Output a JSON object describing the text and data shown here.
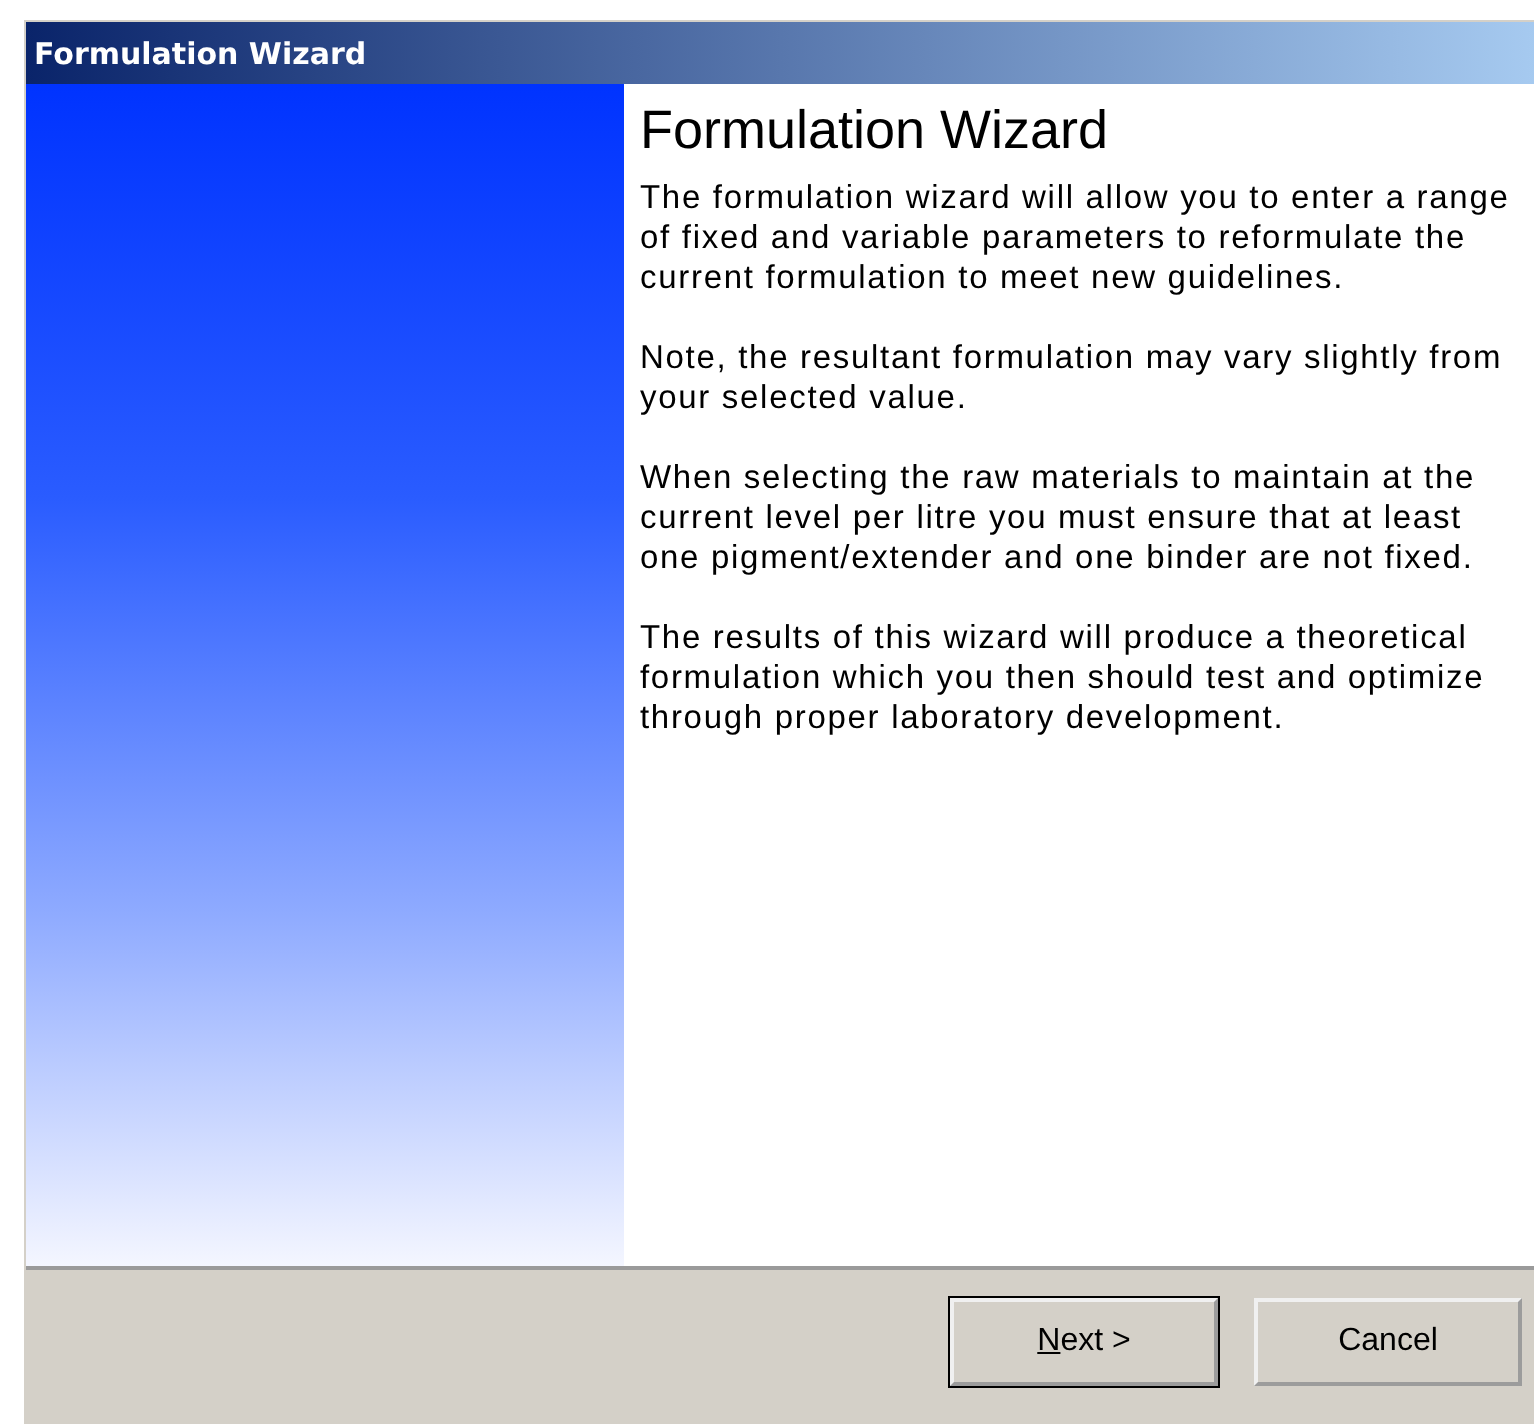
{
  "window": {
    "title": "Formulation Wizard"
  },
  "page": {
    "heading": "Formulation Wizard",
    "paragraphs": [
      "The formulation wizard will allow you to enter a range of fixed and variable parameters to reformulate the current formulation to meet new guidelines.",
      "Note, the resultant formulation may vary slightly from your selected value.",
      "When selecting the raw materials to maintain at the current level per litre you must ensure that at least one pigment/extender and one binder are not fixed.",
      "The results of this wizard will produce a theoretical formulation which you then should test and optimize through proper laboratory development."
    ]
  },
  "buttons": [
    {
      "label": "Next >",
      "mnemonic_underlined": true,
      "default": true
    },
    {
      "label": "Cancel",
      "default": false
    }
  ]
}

....

● What you need to do
Repeat all the data as it stands, dropping any images it holds.

● Finished task
Output a JSON object describing the text and data shown here.
{
  "window": {
    "title": "Formulation Wizard"
  },
  "page": {
    "heading": "Formulation Wizard",
    "paragraphs": [
      "The formulation wizard will allow you to enter a range of fixed and variable parameters to reformulate the current formulation to meet new guidelines.",
      "Note, the resultant formulation may vary slightly from your selected value.",
      "When selecting the raw materials to maintain at the current level per litre you must ensure that at least one pigment/extender and one binder are not fixed.",
      "The results of this wizard will produce a theoretical formulation which you then should test and optimize through proper laboratory development."
    ]
  },
  "buttons": [
    {
      "label": "Next >",
      "mnemonic_underlined": true,
      "default": true
    },
    {
      "label": "Cancel",
      "default": false
    }
  ]
}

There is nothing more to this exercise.